** Start of RECORDS SUPPLIED **
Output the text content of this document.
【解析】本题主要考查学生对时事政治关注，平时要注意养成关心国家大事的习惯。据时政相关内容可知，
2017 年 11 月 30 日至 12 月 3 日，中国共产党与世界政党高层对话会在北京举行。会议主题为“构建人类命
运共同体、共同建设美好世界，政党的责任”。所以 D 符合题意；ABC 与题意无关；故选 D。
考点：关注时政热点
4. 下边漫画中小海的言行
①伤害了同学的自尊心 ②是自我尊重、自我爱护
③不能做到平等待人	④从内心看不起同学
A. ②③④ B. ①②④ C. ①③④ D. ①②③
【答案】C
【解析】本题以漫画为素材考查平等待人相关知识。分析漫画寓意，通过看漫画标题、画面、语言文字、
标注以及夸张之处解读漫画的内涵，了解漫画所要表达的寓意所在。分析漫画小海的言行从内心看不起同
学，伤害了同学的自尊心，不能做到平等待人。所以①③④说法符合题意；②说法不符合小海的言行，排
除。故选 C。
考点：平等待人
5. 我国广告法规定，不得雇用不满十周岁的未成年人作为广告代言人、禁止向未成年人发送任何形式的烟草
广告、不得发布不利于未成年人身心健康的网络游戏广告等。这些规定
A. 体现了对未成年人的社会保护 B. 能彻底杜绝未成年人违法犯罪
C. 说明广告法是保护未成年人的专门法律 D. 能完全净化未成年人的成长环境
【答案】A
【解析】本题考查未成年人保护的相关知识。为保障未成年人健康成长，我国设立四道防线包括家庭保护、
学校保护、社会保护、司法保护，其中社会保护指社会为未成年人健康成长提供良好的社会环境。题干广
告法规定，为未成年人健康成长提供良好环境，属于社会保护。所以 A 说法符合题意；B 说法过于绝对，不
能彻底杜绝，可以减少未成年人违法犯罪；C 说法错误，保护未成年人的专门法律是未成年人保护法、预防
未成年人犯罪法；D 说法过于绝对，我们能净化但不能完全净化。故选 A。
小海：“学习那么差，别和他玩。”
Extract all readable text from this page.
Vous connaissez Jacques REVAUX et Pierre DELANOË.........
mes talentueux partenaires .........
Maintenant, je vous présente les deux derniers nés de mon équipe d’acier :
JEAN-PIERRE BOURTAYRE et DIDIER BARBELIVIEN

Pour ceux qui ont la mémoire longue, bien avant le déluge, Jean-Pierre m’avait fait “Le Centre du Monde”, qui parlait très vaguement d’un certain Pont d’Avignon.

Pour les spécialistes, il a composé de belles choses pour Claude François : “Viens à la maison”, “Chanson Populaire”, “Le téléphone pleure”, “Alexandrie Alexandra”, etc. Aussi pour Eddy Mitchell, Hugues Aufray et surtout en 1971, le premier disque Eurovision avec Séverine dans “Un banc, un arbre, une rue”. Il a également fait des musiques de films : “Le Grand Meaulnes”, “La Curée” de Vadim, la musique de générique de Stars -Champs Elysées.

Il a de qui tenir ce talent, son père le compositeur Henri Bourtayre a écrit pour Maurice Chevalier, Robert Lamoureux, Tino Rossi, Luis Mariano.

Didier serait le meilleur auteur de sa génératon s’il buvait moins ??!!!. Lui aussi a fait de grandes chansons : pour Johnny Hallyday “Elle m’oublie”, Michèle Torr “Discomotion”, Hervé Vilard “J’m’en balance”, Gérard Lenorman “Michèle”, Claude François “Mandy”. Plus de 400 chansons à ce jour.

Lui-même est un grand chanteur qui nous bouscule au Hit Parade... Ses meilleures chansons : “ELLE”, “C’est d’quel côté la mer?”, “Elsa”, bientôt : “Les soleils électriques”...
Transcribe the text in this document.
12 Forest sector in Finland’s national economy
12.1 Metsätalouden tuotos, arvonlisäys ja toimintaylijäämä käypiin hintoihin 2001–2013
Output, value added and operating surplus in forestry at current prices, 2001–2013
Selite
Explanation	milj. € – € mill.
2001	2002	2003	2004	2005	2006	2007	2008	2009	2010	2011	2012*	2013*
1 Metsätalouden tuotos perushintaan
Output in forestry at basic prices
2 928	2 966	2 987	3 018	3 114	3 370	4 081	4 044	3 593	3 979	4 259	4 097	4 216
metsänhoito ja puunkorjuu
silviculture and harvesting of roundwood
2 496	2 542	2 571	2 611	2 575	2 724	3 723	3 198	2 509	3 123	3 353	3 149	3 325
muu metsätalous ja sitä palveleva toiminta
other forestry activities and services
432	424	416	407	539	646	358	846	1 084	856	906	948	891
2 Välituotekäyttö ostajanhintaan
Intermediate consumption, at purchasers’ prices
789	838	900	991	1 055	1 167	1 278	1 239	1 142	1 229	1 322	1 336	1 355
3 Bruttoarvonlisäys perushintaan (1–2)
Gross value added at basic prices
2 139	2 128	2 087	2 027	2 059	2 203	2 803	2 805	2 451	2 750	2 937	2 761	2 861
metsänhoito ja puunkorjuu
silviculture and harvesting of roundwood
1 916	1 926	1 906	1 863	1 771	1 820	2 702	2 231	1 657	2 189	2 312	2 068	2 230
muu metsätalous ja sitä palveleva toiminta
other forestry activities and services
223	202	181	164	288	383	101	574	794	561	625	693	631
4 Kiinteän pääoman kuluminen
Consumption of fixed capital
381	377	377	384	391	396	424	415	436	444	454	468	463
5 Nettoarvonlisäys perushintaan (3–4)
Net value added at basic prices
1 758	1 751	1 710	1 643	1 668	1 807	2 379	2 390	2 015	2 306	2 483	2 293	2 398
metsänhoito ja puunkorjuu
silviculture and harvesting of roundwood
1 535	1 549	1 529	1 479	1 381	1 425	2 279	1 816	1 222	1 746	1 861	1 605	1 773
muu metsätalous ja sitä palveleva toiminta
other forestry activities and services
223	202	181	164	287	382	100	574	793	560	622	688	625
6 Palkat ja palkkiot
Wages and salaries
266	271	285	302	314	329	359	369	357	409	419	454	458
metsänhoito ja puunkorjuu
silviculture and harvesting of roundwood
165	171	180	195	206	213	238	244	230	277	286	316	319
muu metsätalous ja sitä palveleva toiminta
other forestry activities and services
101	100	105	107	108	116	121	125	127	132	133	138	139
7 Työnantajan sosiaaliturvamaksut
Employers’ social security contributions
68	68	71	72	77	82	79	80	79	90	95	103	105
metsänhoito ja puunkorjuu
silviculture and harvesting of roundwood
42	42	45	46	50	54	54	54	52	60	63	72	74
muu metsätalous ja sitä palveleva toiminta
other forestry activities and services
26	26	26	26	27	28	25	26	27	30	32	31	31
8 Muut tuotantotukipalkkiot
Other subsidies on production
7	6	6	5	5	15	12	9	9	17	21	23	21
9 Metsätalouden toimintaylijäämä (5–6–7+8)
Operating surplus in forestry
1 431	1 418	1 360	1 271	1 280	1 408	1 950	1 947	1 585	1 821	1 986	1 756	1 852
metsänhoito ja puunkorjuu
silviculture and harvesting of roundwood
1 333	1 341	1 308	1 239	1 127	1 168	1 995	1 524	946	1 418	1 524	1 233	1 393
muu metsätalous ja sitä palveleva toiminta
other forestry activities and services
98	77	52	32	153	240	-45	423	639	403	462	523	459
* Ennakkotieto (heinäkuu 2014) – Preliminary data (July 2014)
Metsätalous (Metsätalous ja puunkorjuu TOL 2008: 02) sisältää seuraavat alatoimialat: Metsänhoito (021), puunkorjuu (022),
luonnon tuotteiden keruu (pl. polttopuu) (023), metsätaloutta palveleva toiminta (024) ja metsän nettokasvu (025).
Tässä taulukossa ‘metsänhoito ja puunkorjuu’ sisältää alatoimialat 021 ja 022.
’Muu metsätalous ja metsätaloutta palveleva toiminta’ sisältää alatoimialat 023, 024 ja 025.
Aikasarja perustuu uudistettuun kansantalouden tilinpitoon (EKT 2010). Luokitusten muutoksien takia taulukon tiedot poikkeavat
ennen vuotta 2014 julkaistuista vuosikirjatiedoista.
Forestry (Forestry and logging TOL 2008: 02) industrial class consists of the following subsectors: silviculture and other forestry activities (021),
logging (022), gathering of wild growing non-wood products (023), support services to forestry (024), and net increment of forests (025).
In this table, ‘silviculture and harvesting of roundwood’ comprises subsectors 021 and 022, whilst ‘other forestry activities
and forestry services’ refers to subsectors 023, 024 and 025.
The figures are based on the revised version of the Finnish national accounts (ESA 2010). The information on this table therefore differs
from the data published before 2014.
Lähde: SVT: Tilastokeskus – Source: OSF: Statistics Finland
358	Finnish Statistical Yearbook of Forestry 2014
** End of RECORDS SUPPLIED **
### TASK DIRECTIONS
Within the data above, pick out all lines holding the word "alatoimialat".

### THE COMPLETED TASK
Metsätalous (Metsätalous ja puunkorjuu TOL 2008: 02) sisältää seuraavat alatoimialat: Metsänhoito (021), puunkorjuu (022),
Tässä taulukossa ‘metsänhoito ja puunkorjuu’ sisältää alatoimialat 021 ja 022.
’Muu metsätalous ja metsätaloutta palveleva toiminta’ sisältää alatoimialat 023, 024 ja 025.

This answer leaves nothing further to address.